I discovered the Charlotte M Yonge Fellowship http://www.cmyf.org.uk/ and am now in contact with other people who appreciate her work, including academics who write clever things about her. Her books are about families, their interactions with each other, and how they, in Christian terms, grow in grace. I don't think there is another writer who can write so well about families. She was a Tractarian, a Christian who, in the nineteenth century, believed that people could be influenced for good by what they read. For this reason, 20th century people found her characters too moralistic, and her prose too turgid. I think her novels are delightful, her characters lovable, and her prose is minutely descriptive. It was said about her that she was 'able to make goodness exciting'. This is a rare talent, perhaps only found in other Christian writers like John Bunyan or Charles Kingsley.
Through the Gutenberg site, Miss Yonge's works are more easily available than ever. She originally wrote for upper and middle class young women. Even though I live a century and a half later, I can recognise her characters in their 'descendants' who live around me, but I sometimes wonder what Chinese, African, or even modern American readers think of her, their own backgrounds so different from the English Victorians.

Source material -
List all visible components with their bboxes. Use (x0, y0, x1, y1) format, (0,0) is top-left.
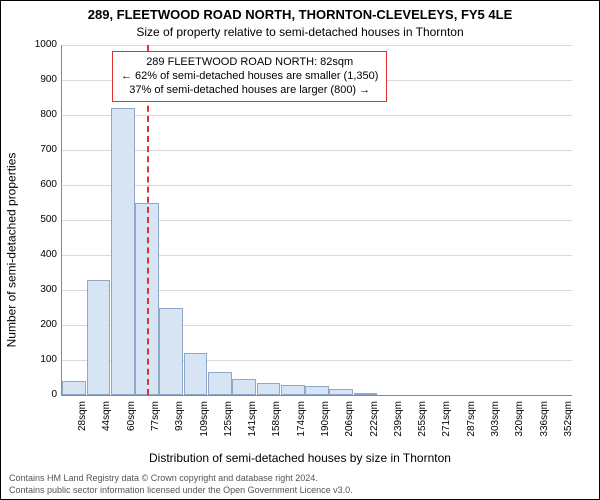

Exercise brief -
Answer from the Charlotte M Yonge passage:
(a) What kind of Christian was Yonge, according to the passage?
(b) For which readers did she originally write?
(c) Through which site are her works now more easily available?
Rely only on the Charlotte M Yonge passage, not on the listing.

Reply -
(a) She was a Tractarian.
(b) She wrote for upper and middle class young women.
(c) Her works are available through the Gutenberg site.